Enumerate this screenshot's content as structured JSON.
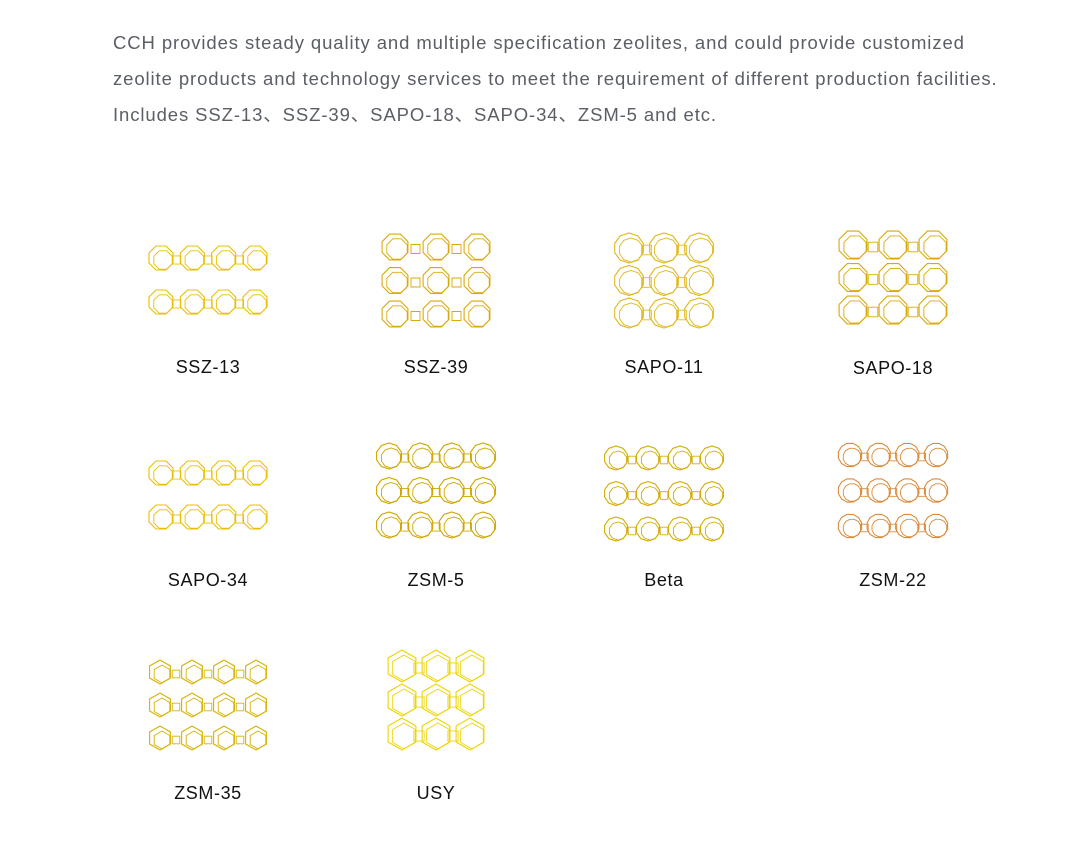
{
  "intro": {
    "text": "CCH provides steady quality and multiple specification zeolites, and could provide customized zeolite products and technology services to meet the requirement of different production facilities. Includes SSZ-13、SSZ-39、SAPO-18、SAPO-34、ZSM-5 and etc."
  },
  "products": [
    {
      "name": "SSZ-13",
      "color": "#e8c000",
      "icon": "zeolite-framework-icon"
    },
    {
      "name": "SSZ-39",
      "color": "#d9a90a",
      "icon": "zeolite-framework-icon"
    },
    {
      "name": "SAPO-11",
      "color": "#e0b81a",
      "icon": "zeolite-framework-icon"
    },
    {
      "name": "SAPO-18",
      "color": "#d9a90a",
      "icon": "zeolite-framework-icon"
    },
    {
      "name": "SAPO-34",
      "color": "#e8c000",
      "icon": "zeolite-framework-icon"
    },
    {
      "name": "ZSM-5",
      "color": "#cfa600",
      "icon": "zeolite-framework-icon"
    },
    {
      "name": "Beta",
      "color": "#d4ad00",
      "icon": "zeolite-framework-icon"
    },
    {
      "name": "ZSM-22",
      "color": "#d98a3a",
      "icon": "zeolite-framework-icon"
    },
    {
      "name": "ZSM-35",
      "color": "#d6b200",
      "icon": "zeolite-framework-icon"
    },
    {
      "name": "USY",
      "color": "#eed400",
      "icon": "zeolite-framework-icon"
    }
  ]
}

- Exercise requirements
Your answer should be a single number: how many lines of the material contain the word "SAPO".

- Result below
4